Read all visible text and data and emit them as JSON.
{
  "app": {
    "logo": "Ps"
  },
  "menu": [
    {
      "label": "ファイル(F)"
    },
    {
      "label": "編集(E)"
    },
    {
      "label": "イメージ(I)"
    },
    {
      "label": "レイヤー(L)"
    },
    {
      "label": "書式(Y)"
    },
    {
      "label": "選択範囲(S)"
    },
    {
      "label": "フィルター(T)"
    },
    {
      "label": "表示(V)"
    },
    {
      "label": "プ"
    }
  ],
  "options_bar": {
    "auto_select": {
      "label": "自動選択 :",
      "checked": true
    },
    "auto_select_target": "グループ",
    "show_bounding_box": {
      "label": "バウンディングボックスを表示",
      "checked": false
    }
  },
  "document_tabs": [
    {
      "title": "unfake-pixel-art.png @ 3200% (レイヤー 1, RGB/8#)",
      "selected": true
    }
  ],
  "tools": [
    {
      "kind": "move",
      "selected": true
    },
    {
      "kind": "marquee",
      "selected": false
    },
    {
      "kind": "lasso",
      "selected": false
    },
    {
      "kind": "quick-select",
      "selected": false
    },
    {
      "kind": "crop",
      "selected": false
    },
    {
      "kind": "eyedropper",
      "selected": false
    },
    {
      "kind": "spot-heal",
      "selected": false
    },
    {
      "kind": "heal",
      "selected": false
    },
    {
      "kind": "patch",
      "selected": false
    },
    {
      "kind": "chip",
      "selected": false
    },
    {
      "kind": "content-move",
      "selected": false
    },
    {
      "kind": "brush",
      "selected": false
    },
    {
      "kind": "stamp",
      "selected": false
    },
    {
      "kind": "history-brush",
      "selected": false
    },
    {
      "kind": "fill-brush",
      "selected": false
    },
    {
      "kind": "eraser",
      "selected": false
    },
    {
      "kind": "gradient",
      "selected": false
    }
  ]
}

--

- [What is asked]: Repeat every line of the data, exactly and in full.

- [Result of the task]:
Read all visible text and data and emit them as JSON.
{
  "app": {
    "logo": "Ps"
  },
  "menu": [
    {
      "label": "ファイル(F)"
    },
    {
      "label": "編集(E)"
    },
    {
      "label": "イメージ(I)"
    },
    {
      "label": "レイヤー(L)"
    },
    {
      "label": "書式(Y)"
    },
    {
      "label": "選択範囲(S)"
    },
    {
      "label": "フィルター(T)"
    },
    {
      "label": "表示(V)"
    },
    {
      "label": "プ"
    }
  ],
  "options_bar": {
    "auto_select": {
      "label": "自動選択 :",
      "checked": true
    },
    "auto_select_target": "グループ",
    "show_bounding_box": {
      "label": "バウンディングボックスを表示",
      "checked": false
    }
  },
  "document_tabs": [
    {
      "title": "unfake-pixel-art.png @ 3200% (レイヤー 1, RGB/8#)",
      "selected": true
    }
  ],
  "tools": [
    {
      "kind": "move",
      "selected": true
    },
    {
      "kind": "marquee",
      "selected": false
    },
    {
      "kind": "lasso",
      "selected": false
    },
    {
      "kind": "quick-select",
      "selected": false
    },
    {
      "kind": "crop",
      "selected": false
    },
    {
      "kind": "eyedropper",
      "selected": false
    },
    {
      "kind": "spot-heal",
      "selected": false
    },
    {
      "kind": "heal",
      "selected": false
    },
    {
      "kind": "patch",
      "selected": false
    },
    {
      "kind": "chip",
      "selected": false
    },
    {
      "kind": "content-move",
      "selected": false
    },
    {
      "kind": "brush",
      "selected": false
    },
    {
      "kind": "stamp",
      "selected": false
    },
    {
      "kind": "history-brush",
      "selected": false
    },
    {
      "kind": "fill-brush",
      "selected": false
    },
    {
      "kind": "eraser",
      "selected": false
    },
    {
      "kind": "gradient",
      "selected": false
    }
  ]
}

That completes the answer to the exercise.